Work to complete:
Collect each line containing "subtitle".
>> begin Data provided
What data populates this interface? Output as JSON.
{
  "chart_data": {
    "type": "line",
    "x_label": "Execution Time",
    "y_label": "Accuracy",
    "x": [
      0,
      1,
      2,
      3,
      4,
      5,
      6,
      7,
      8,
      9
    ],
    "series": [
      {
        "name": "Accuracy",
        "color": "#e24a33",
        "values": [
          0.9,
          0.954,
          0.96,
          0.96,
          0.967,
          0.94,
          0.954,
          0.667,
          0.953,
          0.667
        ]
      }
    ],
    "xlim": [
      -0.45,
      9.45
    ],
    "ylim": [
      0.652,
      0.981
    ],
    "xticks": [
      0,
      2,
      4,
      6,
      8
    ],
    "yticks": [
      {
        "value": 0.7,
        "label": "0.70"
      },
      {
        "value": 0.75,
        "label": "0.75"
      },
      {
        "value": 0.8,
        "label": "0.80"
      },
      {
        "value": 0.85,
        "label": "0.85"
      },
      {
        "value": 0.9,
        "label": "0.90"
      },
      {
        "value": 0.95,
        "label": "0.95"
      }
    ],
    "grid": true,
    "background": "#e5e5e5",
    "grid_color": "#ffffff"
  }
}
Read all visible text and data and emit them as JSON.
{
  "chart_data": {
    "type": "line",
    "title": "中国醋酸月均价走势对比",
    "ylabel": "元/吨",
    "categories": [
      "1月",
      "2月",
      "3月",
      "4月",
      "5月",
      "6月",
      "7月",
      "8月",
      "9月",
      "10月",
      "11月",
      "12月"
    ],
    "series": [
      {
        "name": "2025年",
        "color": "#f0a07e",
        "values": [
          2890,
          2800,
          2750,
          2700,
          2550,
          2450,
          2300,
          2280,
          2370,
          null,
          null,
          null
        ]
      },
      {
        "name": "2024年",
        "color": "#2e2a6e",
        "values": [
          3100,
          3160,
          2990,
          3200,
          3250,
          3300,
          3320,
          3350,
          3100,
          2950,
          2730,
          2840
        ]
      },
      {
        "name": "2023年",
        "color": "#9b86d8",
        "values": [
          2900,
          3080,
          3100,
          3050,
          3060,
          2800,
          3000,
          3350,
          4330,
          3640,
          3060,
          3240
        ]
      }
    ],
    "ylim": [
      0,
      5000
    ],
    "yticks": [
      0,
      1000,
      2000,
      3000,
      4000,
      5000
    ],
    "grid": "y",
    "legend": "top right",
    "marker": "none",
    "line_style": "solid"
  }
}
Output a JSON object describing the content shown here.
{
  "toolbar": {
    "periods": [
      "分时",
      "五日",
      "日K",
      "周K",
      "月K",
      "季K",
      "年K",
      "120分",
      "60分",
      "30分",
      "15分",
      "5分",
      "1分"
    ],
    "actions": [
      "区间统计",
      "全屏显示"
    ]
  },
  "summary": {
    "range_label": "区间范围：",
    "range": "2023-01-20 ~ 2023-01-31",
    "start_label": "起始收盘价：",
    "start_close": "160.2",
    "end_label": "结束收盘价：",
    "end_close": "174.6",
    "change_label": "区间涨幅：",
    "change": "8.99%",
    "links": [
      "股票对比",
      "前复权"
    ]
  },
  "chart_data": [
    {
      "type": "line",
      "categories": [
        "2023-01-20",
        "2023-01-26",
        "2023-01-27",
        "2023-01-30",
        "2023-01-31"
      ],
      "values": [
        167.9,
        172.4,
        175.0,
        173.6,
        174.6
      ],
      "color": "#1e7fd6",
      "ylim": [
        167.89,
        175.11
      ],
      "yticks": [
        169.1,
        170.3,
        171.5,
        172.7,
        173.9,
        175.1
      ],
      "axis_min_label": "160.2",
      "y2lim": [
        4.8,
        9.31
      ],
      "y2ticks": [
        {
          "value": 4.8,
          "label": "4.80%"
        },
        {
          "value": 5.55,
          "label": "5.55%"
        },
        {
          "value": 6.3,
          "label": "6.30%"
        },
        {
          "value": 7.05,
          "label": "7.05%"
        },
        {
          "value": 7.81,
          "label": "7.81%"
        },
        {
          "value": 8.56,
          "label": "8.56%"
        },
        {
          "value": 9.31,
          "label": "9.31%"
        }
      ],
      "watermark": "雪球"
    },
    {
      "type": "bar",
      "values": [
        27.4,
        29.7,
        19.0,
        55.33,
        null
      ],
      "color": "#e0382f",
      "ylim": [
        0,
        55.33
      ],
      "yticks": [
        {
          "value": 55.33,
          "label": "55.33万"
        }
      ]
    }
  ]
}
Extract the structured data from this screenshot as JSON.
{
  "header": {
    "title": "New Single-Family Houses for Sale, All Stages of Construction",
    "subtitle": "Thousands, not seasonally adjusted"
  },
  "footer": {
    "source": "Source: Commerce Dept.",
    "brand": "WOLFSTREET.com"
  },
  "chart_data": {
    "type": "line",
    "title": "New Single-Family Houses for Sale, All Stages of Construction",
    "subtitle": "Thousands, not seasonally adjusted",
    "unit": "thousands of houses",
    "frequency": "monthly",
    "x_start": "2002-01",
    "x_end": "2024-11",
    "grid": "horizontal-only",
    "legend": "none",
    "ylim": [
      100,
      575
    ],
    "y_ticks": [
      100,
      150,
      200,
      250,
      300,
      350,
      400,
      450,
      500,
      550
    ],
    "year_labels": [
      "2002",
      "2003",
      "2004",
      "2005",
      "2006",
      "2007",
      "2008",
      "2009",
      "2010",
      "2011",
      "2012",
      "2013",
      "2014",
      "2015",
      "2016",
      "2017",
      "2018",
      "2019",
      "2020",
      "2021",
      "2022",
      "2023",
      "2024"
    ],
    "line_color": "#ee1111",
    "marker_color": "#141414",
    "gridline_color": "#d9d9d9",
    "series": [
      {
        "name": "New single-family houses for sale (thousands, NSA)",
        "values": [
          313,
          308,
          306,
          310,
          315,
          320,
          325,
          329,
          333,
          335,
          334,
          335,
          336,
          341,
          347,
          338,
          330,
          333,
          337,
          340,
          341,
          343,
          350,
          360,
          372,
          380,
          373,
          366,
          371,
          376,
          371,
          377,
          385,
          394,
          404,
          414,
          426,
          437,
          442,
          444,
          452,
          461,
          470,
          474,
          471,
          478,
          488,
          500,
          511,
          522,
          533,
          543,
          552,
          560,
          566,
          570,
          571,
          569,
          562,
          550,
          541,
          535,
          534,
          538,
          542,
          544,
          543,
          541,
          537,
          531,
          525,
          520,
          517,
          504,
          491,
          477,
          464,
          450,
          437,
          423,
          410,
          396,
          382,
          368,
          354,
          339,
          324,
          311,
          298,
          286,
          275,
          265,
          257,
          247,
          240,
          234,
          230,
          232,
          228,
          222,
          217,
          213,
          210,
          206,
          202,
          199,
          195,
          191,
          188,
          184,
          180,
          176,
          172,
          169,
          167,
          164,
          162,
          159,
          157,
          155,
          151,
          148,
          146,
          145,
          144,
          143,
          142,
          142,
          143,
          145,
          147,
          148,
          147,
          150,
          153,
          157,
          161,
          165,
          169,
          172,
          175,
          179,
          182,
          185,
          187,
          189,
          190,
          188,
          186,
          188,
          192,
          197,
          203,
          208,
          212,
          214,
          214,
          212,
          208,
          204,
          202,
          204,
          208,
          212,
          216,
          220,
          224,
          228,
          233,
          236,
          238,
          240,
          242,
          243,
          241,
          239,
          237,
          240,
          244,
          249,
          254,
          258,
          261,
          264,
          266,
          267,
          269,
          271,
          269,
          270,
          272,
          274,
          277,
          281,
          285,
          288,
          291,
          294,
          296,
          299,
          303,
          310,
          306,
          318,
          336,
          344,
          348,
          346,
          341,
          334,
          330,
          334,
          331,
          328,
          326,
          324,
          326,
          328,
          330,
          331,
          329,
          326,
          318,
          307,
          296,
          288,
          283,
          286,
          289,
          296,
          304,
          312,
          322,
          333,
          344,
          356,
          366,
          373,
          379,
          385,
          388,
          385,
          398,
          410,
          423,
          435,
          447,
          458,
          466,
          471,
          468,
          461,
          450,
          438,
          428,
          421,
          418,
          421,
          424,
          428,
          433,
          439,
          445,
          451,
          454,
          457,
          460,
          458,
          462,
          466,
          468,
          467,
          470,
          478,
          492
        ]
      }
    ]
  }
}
>> end Data provided
Expected answer:
    "subtitle": "Thousands, not seasonally adjusted"
    "subtitle": "Thousands, not seasonally adjusted",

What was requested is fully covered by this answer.